SET PROBLEM:
The data below must be copied in full and without any change.

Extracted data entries
====================

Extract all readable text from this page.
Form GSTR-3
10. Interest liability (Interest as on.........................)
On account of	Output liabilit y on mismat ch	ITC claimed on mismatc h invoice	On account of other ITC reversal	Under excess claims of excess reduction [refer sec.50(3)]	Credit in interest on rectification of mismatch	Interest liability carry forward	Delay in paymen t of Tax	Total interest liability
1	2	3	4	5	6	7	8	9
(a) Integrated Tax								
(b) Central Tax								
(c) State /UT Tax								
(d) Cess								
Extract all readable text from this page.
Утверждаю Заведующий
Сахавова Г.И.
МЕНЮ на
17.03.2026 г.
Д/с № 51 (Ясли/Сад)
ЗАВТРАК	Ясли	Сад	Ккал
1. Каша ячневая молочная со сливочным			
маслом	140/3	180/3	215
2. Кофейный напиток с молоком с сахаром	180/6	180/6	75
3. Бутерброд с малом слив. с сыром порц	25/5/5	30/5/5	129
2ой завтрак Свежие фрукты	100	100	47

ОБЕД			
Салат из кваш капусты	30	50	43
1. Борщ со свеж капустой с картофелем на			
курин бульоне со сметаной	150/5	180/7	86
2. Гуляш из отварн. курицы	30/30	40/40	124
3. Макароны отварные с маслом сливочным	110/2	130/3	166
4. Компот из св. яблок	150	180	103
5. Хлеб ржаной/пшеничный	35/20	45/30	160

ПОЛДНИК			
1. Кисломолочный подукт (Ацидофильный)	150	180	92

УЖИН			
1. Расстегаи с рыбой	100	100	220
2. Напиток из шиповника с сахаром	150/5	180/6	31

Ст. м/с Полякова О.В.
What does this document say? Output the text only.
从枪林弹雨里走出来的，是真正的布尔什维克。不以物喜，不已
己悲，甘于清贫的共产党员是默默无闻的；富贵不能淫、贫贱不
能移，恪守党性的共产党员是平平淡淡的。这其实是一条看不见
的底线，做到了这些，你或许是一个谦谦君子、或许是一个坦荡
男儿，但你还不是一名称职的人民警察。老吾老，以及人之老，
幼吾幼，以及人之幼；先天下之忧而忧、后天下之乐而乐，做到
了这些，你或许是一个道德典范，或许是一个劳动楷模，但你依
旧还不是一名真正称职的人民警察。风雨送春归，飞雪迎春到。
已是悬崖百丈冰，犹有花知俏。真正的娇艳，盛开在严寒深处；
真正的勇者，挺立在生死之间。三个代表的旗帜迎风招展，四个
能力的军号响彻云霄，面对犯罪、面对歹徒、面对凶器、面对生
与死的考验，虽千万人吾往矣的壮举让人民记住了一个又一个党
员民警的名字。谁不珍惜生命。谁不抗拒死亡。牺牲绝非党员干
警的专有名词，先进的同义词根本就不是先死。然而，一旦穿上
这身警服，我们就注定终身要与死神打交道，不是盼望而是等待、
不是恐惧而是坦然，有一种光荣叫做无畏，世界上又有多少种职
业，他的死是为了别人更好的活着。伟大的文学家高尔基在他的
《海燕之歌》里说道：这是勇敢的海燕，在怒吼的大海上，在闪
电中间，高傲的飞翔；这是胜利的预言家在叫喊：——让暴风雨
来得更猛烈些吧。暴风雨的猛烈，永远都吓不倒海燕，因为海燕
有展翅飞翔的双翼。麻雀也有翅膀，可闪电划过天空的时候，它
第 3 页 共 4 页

====================

RESULT OF THIS EXERCISE:
Extract all readable text from this page.
Form GSTR-3
10. Interest liability (Interest as on.........................)
On account of	Output liabilit y on mismat ch	ITC claimed on mismatc h invoice	On account of other ITC reversal	Under excess claims of excess reduction [refer sec.50(3)]	Credit in interest on rectification of mismatch	Interest liability carry forward	Delay in paymen t of Tax	Total interest liability
1	2	3	4	5	6	7	8	9
(a) Integrated Tax								
(b) Central Tax								
(c) State /UT Tax								
(d) Cess								
Extract all readable text from this page.
Утверждаю Заведующий
Сахавова Г.И.
МЕНЮ на
17.03.2026 г.
Д/с № 51 (Ясли/Сад)
ЗАВТРАК	Ясли	Сад	Ккал
1. Каша ячневая молочная со сливочным			
маслом	140/3	180/3	215
2. Кофейный напиток с молоком с сахаром	180/6	180/6	75
3. Бутерброд с малом слив. с сыром порц	25/5/5	30/5/5	129
2ой завтрак Свежие фрукты	100	100	47

ОБЕД			
Салат из кваш капусты	30	50	43
1. Борщ со свеж капустой с картофелем на			
курин бульоне со сметаной	150/5	180/7	86
2. Гуляш из отварн. курицы	30/30	40/40	124
3. Макароны отварные с маслом сливочным	110/2	130/3	166
4. Компот из св. яблок	150	180	103
5. Хлеб ржаной/пшеничный	35/20	45/30	160

ПОЛДНИК			
1. Кисломолочный подукт (Ацидофильный)	150	180	92

УЖИН			
1. Расстегаи с рыбой	100	100	220
2. Напиток из шиповника с сахаром	150/5	180/6	31

Ст. м/с Полякова О.В.
What does this document say? Output the text only.
从枪林弹雨里走出来的，是真正的布尔什维克。不以物喜，不已
己悲，甘于清贫的共产党员是默默无闻的；富贵不能淫、贫贱不
能移，恪守党性的共产党员是平平淡淡的。这其实是一条看不见
的底线，做到了这些，你或许是一个谦谦君子、或许是一个坦荡
男儿，但你还不是一名称职的人民警察。老吾老，以及人之老，
幼吾幼，以及人之幼；先天下之忧而忧、后天下之乐而乐，做到
了这些，你或许是一个道德典范，或许是一个劳动楷模，但你依
旧还不是一名真正称职的人民警察。风雨送春归，飞雪迎春到。
已是悬崖百丈冰，犹有花知俏。真正的娇艳，盛开在严寒深处；
真正的勇者，挺立在生死之间。三个代表的旗帜迎风招展，四个
能力的军号响彻云霄，面对犯罪、面对歹徒、面对凶器、面对生
与死的考验，虽千万人吾往矣的壮举让人民记住了一个又一个党
员民警的名字。谁不珍惜生命。谁不抗拒死亡。牺牲绝非党员干
警的专有名词，先进的同义词根本就不是先死。然而，一旦穿上
这身警服，我们就注定终身要与死神打交道，不是盼望而是等待、
不是恐惧而是坦然，有一种光荣叫做无畏，世界上又有多少种职
业，他的死是为了别人更好的活着。伟大的文学家高尔基在他的
《海燕之歌》里说道：这是勇敢的海燕，在怒吼的大海上，在闪
电中间，高傲的飞翔；这是胜利的预言家在叫喊：——让暴风雨
来得更猛烈些吧。暴风雨的猛烈，永远都吓不倒海燕，因为海燕
有展翅飞翔的双翼。麻雀也有翅膀，可闪电划过天空的时候，它
第 3 页 共 4 页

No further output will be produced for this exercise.